* [EXCERPTED PASSAGE]
After making these changes, i’ve been able to merge changes to our production cluster and view the jx admin log in the build logs as expected. I’m sure there’s a better way to do this, but I figured I would share this in case anyone else would find it useful.

Yes, I have the same error with my Multi-cluster setup.

~ jx version
version: 3.2.202

bootjobs triggered by the production environment repo start on the dev cluster and never finish, timing out after 30m. I believe the issues stems from the trigger.yaml file here.

These failing builds then cause a 2nd issue when the GC jobs starts. jx gitops gc activities will throw and error as it tries to delete PipelineRun objects related to the ‘production’ build.

Eitherway, it seems like bootjobs should not run for environments with remoteCluster: true enabled.

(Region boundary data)
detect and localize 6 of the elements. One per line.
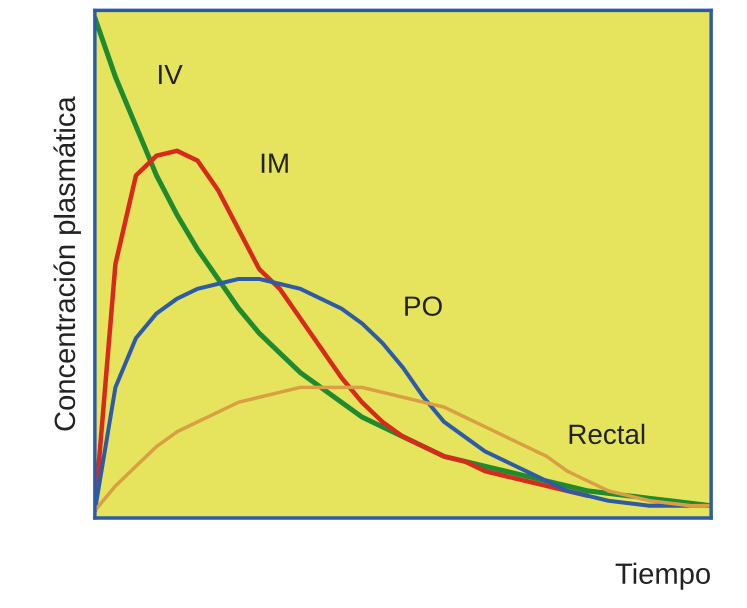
x-axis-title: Tiempo — [616, 562, 710, 590]
series-label: IV — [159, 64, 183, 84]
series-label: PO — [405, 296, 442, 316]
y-axis-title: Concentración plasmática — [53, 96, 81, 430]
series-label: IM — [262, 154, 288, 173]
series-label: Rectal — [570, 424, 644, 444]
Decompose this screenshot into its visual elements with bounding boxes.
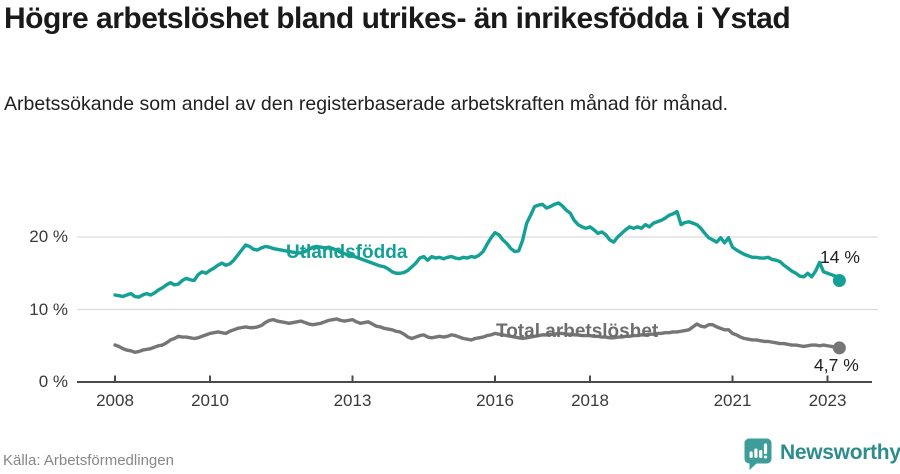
newsworthy-bubble-chart-icon xyxy=(744,438,772,470)
page-title: Högre arbetslöshet bland utrikes- än inr… xyxy=(4,2,791,35)
page-subtitle: Arbetssökande som andel av den registerb… xyxy=(4,93,729,115)
x-tick-label: 2023 xyxy=(808,391,847,410)
y-tick-label: 10 % xyxy=(29,299,68,319)
y-tick-label: 0 % xyxy=(38,372,68,391)
x-tick-label: 2010 xyxy=(191,391,229,410)
series-label-utlandsfodda: Utlandsfödda xyxy=(286,242,408,263)
y-tick-label: 20 % xyxy=(29,227,68,246)
newsworthy-wordmark: Newsworthy xyxy=(780,441,900,464)
source-note: Källa: Arbetsförmedlingen xyxy=(3,452,174,469)
x-tick-label: 2013 xyxy=(333,391,372,410)
x-tick-label: 2016 xyxy=(476,391,514,410)
newsworthy-logo[interactable]: Newsworthy xyxy=(744,437,900,474)
x-tick-label: 2018 xyxy=(571,391,609,410)
end-value-total-arbetsloshet: 4,7 % xyxy=(814,355,859,375)
x-tick-label: 2021 xyxy=(713,391,752,410)
series-label-total-arbetsloshet: Total arbetslöshet xyxy=(496,321,659,342)
x-tick-label: 2008 xyxy=(96,391,134,410)
end-value-utlandsfodda: 14 % xyxy=(820,247,860,267)
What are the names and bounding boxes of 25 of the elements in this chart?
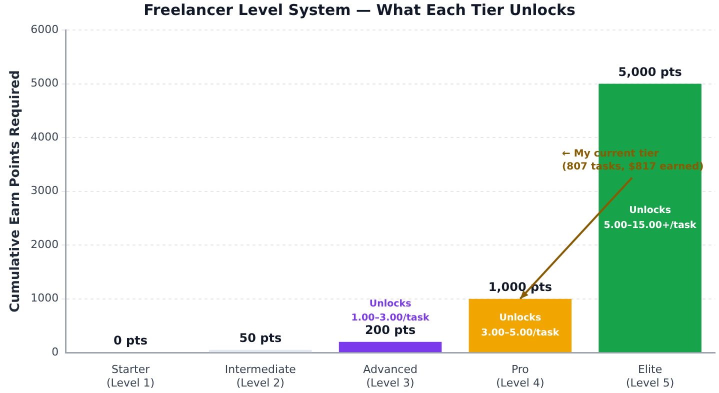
- y-axis-title: Cumulative Earn Points Required: [8, 70, 24, 312]
- data-label: 50 pts: [239, 331, 282, 346]
- data-label: 0 pts: [114, 334, 148, 348]
- x-tick-label: Intermediate (Level 2): [224, 363, 296, 390]
- y-tick-label: 5000: [30, 76, 59, 90]
- y-tick-label: 0: [52, 345, 59, 358]
- y-tick-label: 2000: [30, 238, 59, 251]
- bar: [338, 342, 442, 352]
- bar: [209, 350, 312, 352]
- bar: [468, 298, 572, 352]
- y-tick-label: 4000: [30, 130, 59, 144]
- data-label: 5,000 pts: [618, 64, 682, 79]
- annotation: Unlocks 3.00–5.00/task: [481, 312, 560, 339]
- x-tick-label: Pro (Level 4): [496, 363, 544, 390]
- data-label: 200 pts: [364, 322, 416, 337]
- annotation: Unlocks 5.00–15.00+/task: [604, 205, 698, 232]
- data-label: 1,000 pts: [488, 280, 552, 294]
- chart-title: Freelancer Level System — What Each Tier Unlocks: [144, 0, 576, 19]
- y-tick-label: 1000: [30, 292, 59, 305]
- y-tick-label: 6000: [30, 22, 59, 36]
- y-tick-label: 3000: [30, 184, 59, 198]
- annotation: Unlocks 1.00–3.00/task: [351, 298, 430, 324]
- x-tick-label: Starter (Level 1): [106, 363, 155, 390]
- x-tick-label: Advanced (Level 3): [363, 363, 418, 390]
- x-tick-label: Elite (Level 5): [626, 363, 674, 390]
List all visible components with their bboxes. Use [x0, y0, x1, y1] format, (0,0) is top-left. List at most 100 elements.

* [WHAT THE EXERCISE ASKS]
Following the listing, write the next part of the forum thread on jx bootjobs failing in a multi-cluster setup, picking up after its final sentence.

* [EXERCISE ANSWER]
apiVersion: core.jenkins-x.io/v4beta1
kind: Requirements
spec:
  environments:
  - key: jx3-prod-cluster
    gitKind: github
    gitServer: https://github.com
    owner: company
    promotionStrategy: Manual
    remoteCluster: true
    repository: jx3-prod-cluster

timed-out ‘production’ bootjob log example:

Showing logs for build "company/jx3-prod-cluster/main #6" stage "from-build-pack" and container "place-tools"
2021/10/11 23:12:53 Copied /ko-app/entrypoint to /tekton/tools/entrypoint

Showing logs for build "company/jx3-prod-cluster/main #6" stage "from-build-pack" and container "place-scripts"
2021/10/11 23:12:54 Decoded script /tekton/scripts/script-0-4b987
2021/10/11 23:12:54 Decoded script /tekton/scripts/script-1-hlq8t

Showing logs for build "company/jx3-prod-cluster/main #6" stage "from-build-pack" and container "working-dir-initializer"

Showing logs for build "company/jx3-prod-cluster/main #6" stage "from-build-pack" and container "step-git-clone"
git cloning url: https://github.com/company/jx3-prod-cluster.git version main@dbf314683069dbe797a3ef2915afe179d90bb0a3 to dir: source
Cloning into 'source'...
HEAD is now at dbf3146 chore: regenerated
checked out revision: main@dbf314683069dbe797a3ef2915afe179d90bb0a3 to dir: source

Showing logs for build "company/jx3-prod-cluster/main #6" stage "from-build-pack" and container "step-admin-log"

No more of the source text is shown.